GIVEN PROBLEM
Count the lines below that contain the word "text". Give only the number.
-- START OF DATA FOR THE TASK --
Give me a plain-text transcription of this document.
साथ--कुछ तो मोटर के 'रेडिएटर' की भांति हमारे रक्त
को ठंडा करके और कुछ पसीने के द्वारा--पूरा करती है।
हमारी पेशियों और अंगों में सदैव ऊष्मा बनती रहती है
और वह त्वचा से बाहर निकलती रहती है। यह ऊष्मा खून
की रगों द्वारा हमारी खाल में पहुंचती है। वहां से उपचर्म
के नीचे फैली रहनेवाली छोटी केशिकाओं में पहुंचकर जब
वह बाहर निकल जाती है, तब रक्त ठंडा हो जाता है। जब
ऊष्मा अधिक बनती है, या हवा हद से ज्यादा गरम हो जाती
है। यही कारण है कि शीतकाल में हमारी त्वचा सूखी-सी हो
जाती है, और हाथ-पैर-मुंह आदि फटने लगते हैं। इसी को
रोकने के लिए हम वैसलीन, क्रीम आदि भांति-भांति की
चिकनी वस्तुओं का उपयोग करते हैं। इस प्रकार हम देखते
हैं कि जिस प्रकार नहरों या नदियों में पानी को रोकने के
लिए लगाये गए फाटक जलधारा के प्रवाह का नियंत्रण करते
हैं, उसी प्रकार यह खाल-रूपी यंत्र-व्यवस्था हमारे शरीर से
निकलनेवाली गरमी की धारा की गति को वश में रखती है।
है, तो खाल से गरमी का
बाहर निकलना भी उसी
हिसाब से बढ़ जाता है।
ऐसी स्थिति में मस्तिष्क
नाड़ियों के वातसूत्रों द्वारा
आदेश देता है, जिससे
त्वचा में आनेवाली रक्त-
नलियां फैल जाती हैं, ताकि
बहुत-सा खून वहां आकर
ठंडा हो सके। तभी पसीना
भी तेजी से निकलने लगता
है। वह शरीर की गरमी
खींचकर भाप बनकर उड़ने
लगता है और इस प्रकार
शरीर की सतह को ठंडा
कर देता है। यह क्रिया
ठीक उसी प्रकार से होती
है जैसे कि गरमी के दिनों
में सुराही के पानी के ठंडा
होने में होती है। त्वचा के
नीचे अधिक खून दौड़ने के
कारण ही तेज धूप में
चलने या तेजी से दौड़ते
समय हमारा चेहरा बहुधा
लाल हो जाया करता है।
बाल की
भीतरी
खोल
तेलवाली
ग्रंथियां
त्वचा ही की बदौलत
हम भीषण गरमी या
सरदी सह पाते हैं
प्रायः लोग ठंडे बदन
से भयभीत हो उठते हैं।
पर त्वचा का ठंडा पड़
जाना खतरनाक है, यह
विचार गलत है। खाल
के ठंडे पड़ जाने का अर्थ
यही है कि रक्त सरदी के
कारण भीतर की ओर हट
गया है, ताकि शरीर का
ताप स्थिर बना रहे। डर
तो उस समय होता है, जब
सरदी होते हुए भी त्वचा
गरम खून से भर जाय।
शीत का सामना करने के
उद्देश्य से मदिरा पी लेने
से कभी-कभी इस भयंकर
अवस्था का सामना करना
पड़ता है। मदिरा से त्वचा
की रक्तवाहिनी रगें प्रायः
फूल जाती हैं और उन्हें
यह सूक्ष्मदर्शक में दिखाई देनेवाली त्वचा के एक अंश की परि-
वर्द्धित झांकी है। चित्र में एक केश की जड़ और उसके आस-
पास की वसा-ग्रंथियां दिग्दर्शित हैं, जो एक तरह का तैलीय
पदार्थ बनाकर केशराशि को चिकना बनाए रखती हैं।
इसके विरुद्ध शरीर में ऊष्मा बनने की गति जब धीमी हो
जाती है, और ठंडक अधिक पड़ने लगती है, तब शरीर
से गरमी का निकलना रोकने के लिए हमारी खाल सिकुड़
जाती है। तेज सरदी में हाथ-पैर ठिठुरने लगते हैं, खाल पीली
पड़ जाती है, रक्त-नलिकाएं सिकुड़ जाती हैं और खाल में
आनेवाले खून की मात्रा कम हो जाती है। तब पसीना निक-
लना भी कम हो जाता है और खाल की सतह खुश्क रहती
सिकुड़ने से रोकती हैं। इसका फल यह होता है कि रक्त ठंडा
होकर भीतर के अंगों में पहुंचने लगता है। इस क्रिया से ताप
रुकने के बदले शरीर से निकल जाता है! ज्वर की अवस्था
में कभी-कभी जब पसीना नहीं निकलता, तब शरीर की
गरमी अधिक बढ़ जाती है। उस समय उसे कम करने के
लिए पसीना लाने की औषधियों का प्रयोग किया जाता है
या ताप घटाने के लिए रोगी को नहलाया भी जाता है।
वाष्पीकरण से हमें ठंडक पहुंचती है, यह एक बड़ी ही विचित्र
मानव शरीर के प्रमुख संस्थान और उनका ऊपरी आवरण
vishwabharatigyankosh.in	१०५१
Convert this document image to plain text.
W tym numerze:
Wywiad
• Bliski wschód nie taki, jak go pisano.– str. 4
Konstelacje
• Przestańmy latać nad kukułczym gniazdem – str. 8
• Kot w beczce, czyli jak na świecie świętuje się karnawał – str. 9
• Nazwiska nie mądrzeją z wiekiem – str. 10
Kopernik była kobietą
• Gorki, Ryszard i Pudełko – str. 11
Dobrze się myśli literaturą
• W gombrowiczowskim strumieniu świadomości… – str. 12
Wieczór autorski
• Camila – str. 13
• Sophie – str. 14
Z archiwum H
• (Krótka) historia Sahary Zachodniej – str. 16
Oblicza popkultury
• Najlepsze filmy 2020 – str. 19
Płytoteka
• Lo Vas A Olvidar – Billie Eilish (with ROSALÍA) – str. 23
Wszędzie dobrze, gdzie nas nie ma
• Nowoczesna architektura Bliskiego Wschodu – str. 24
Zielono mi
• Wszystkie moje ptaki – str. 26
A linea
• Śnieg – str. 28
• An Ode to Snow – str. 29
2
-- END OF DATA FOR THE TASK --
RESULT OF THE EXERCISE
2